## The problem
Every record below should be printed exactly as it appears.

## Working data
════
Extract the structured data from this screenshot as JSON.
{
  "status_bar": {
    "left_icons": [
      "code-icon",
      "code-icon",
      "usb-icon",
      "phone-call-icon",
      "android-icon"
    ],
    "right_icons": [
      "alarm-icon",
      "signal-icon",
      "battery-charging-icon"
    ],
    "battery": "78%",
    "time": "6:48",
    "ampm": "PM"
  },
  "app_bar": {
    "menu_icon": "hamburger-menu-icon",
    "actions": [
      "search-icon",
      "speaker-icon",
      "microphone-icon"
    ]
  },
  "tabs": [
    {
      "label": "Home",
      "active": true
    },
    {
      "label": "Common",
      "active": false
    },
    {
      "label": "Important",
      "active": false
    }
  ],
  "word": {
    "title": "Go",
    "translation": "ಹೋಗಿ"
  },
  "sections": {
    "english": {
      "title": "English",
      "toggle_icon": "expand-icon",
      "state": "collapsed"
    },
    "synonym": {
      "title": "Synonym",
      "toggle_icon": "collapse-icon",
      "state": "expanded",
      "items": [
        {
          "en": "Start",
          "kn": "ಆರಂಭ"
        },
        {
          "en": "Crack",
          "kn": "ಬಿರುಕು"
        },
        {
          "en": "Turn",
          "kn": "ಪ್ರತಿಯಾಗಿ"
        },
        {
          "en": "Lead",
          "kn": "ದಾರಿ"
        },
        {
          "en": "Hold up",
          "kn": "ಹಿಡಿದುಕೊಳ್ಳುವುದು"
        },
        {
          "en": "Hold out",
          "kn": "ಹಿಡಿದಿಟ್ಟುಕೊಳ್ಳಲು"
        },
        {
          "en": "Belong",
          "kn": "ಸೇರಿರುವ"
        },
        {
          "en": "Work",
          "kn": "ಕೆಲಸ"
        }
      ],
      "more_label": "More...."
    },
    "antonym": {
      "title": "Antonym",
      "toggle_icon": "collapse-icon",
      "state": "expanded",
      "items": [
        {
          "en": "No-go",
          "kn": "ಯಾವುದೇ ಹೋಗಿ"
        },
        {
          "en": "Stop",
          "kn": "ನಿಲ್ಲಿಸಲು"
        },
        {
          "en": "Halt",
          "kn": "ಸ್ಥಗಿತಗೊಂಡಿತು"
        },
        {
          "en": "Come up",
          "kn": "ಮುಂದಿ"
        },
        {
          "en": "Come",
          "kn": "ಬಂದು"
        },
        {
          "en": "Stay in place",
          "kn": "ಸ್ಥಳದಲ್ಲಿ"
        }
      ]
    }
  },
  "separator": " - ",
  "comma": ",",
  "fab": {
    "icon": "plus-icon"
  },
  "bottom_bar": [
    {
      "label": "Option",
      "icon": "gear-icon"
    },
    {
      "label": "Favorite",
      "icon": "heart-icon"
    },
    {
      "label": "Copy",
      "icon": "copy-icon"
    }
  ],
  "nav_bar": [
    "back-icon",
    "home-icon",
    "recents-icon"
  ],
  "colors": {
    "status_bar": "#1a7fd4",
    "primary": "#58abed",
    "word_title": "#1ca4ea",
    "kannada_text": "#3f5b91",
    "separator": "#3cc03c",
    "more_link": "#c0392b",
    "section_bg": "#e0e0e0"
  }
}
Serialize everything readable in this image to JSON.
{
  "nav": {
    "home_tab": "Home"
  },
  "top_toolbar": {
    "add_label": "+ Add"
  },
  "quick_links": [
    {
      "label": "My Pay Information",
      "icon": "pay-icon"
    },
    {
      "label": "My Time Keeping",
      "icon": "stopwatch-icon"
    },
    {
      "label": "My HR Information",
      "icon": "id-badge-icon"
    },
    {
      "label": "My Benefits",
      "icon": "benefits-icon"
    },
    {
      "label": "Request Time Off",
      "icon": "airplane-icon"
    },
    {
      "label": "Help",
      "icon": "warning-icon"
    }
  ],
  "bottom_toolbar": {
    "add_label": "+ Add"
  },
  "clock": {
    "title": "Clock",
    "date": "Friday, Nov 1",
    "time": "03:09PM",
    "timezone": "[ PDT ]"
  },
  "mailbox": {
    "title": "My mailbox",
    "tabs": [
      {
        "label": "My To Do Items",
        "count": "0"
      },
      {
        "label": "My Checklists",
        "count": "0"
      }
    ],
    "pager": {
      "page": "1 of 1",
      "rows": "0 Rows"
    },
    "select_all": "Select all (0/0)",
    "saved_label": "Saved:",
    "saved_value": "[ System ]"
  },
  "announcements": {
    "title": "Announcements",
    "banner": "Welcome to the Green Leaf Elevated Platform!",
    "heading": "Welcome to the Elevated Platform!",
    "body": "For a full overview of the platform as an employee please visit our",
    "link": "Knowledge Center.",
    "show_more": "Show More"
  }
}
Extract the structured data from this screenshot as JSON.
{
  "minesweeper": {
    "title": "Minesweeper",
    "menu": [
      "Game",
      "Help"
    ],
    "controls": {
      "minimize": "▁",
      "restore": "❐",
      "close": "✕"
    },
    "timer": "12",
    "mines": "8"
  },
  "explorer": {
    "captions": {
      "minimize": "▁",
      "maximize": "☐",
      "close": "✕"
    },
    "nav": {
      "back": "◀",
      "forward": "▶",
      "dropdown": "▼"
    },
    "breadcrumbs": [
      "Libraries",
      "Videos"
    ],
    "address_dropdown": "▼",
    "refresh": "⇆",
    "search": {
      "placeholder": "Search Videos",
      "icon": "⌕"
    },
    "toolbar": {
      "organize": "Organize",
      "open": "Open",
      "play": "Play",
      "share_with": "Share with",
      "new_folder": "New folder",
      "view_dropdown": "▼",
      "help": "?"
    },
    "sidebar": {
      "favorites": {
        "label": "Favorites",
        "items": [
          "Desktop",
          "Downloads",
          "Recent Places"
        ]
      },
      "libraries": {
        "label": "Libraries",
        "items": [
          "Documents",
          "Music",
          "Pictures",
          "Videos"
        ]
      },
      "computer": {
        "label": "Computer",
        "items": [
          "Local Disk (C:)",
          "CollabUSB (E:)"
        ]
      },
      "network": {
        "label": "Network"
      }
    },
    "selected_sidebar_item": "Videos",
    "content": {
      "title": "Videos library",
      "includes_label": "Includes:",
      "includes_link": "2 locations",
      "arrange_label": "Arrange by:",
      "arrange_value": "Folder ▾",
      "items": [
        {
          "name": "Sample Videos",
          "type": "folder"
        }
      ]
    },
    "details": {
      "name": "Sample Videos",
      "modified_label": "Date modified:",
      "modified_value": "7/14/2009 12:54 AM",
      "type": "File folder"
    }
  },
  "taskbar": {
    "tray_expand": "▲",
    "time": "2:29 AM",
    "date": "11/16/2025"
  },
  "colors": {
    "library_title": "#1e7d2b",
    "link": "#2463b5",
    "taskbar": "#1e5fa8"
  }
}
════
## Completed task
Extract the structured data from this screenshot as JSON.
{
  "status_bar": {
    "left_icons": [
      "code-icon",
      "code-icon",
      "usb-icon",
      "phone-call-icon",
      "android-icon"
    ],
    "right_icons": [
      "alarm-icon",
      "signal-icon",
      "battery-charging-icon"
    ],
    "battery": "78%",
    "time": "6:48",
    "ampm": "PM"
  },
  "app_bar": {
    "menu_icon": "hamburger-menu-icon",
    "actions": [
      "search-icon",
      "speaker-icon",
      "microphone-icon"
    ]
  },
  "tabs": [
    {
      "label": "Home",
      "active": true
    },
    {
      "label": "Common",
      "active": false
    },
    {
      "label": "Important",
      "active": false
    }
  ],
  "word": {
    "title": "Go",
    "translation": "ಹೋಗಿ"
  },
  "sections": {
    "english": {
      "title": "English",
      "toggle_icon": "expand-icon",
      "state": "collapsed"
    },
    "synonym": {
      "title": "Synonym",
      "toggle_icon": "collapse-icon",
      "state": "expanded",
      "items": [
        {
          "en": "Start",
          "kn": "ಆರಂಭ"
        },
        {
          "en": "Crack",
          "kn": "ಬಿರುಕು"
        },
        {
          "en": "Turn",
          "kn": "ಪ್ರತಿಯಾಗಿ"
        },
        {
          "en": "Lead",
          "kn": "ದಾರಿ"
        },
        {
          "en": "Hold up",
          "kn": "ಹಿಡಿದುಕೊಳ್ಳುವುದು"
        },
        {
          "en": "Hold out",
          "kn": "ಹಿಡಿದಿಟ್ಟುಕೊಳ್ಳಲು"
        },
        {
          "en": "Belong",
          "kn": "ಸೇರಿರುವ"
        },
        {
          "en": "Work",
          "kn": "ಕೆಲಸ"
        }
      ],
      "more_label": "More...."
    },
    "antonym": {
      "title": "Antonym",
      "toggle_icon": "collapse-icon",
      "state": "expanded",
      "items": [
        {
          "en": "No-go",
          "kn": "ಯಾವುದೇ ಹೋಗಿ"
        },
        {
          "en": "Stop",
          "kn": "ನಿಲ್ಲಿಸಲು"
        },
        {
          "en": "Halt",
          "kn": "ಸ್ಥಗಿತಗೊಂಡಿತು"
        },
        {
          "en": "Come up",
          "kn": "ಮುಂದಿ"
        },
        {
          "en": "Come",
          "kn": "ಬಂದು"
        },
        {
          "en": "Stay in place",
          "kn": "ಸ್ಥಳದಲ್ಲಿ"
        }
      ]
    }
  },
  "separator": " - ",
  "comma": ",",
  "fab": {
    "icon": "plus-icon"
  },
  "bottom_bar": [
    {
      "label": "Option",
      "icon": "gear-icon"
    },
    {
      "label": "Favorite",
      "icon": "heart-icon"
    },
    {
      "label": "Copy",
      "icon": "copy-icon"
    }
  ],
  "nav_bar": [
    "back-icon",
    "home-icon",
    "recents-icon"
  ],
  "colors": {
    "status_bar": "#1a7fd4",
    "primary": "#58abed",
    "word_title": "#1ca4ea",
    "kannada_text": "#3f5b91",
    "separator": "#3cc03c",
    "more_link": "#c0392b",
    "section_bg": "#e0e0e0"
  }
}
Serialize everything readable in this image to JSON.
{
  "nav": {
    "home_tab": "Home"
  },
  "top_toolbar": {
    "add_label": "+ Add"
  },
  "quick_links": [
    {
      "label": "My Pay Information",
      "icon": "pay-icon"
    },
    {
      "label": "My Time Keeping",
      "icon": "stopwatch-icon"
    },
    {
      "label": "My HR Information",
      "icon": "id-badge-icon"
    },
    {
      "label": "My Benefits",
      "icon": "benefits-icon"
    },
    {
      "label": "Request Time Off",
      "icon": "airplane-icon"
    },
    {
      "label": "Help",
      "icon": "warning-icon"
    }
  ],
  "bottom_toolbar": {
    "add_label": "+ Add"
  },
  "clock": {
    "title": "Clock",
    "date": "Friday, Nov 1",
    "time": "03:09PM",
    "timezone": "[ PDT ]"
  },
  "mailbox": {
    "title": "My mailbox",
    "tabs": [
      {
        "label": "My To Do Items",
        "count": "0"
      },
      {
        "label": "My Checklists",
        "count": "0"
      }
    ],
    "pager": {
      "page": "1 of 1",
      "rows": "0 Rows"
    },
    "select_all": "Select all (0/0)",
    "saved_label": "Saved:",
    "saved_value": "[ System ]"
  },
  "announcements": {
    "title": "Announcements",
    "banner": "Welcome to the Green Leaf Elevated Platform!",
    "heading": "Welcome to the Elevated Platform!",
    "body": "For a full overview of the platform as an employee please visit our",
    "link": "Knowledge Center.",
    "show_more": "Show More"
  }
}
Extract the structured data from this screenshot as JSON.
{
  "minesweeper": {
    "title": "Minesweeper",
    "menu": [
      "Game",
      "Help"
    ],
    "controls": {
      "minimize": "▁",
      "restore": "❐",
      "close": "✕"
    },
    "timer": "12",
    "mines": "8"
  },
  "explorer": {
    "captions": {
      "minimize": "▁",
      "maximize": "☐",
      "close": "✕"
    },
    "nav": {
      "back": "◀",
      "forward": "▶",
      "dropdown": "▼"
    },
    "breadcrumbs": [
      "Libraries",
      "Videos"
    ],
    "address_dropdown": "▼",
    "refresh": "⇆",
    "search": {
      "placeholder": "Search Videos",
      "icon": "⌕"
    },
    "toolbar": {
      "organize": "Organize",
      "open": "Open",
      "play": "Play",
      "share_with": "Share with",
      "new_folder": "New folder",
      "view_dropdown": "▼",
      "help": "?"
    },
    "sidebar": {
      "favorites": {
        "label": "Favorites",
        "items": [
          "Desktop",
          "Downloads",
          "Recent Places"
        ]
      },
      "libraries": {
        "label": "Libraries",
        "items": [
          "Documents",
          "Music",
          "Pictures",
          "Videos"
        ]
      },
      "computer": {
        "label": "Computer",
        "items": [
          "Local Disk (C:)",
          "CollabUSB (E:)"
        ]
      },
      "network": {
        "label": "Network"
      }
    },
    "selected_sidebar_item": "Videos",
    "content": {
      "title": "Videos library",
      "includes_label": "Includes:",
      "includes_link": "2 locations",
      "arrange_label": "Arrange by:",
      "arrange_value": "Folder ▾",
      "items": [
        {
          "name": "Sample Videos",
          "type": "folder"
        }
      ]
    },
    "details": {
      "name": "Sample Videos",
      "modified_label": "Date modified:",
      "modified_value": "7/14/2009 12:54 AM",
      "type": "File folder"
    }
  },
  "taskbar": {
    "tray_expand": "▲",
    "time": "2:29 AM",
    "date": "11/16/2025"
  },
  "colors": {
    "library_title": "#1e7d2b",
    "link": "#2463b5",
    "taskbar": "#1e5fa8"
  }
}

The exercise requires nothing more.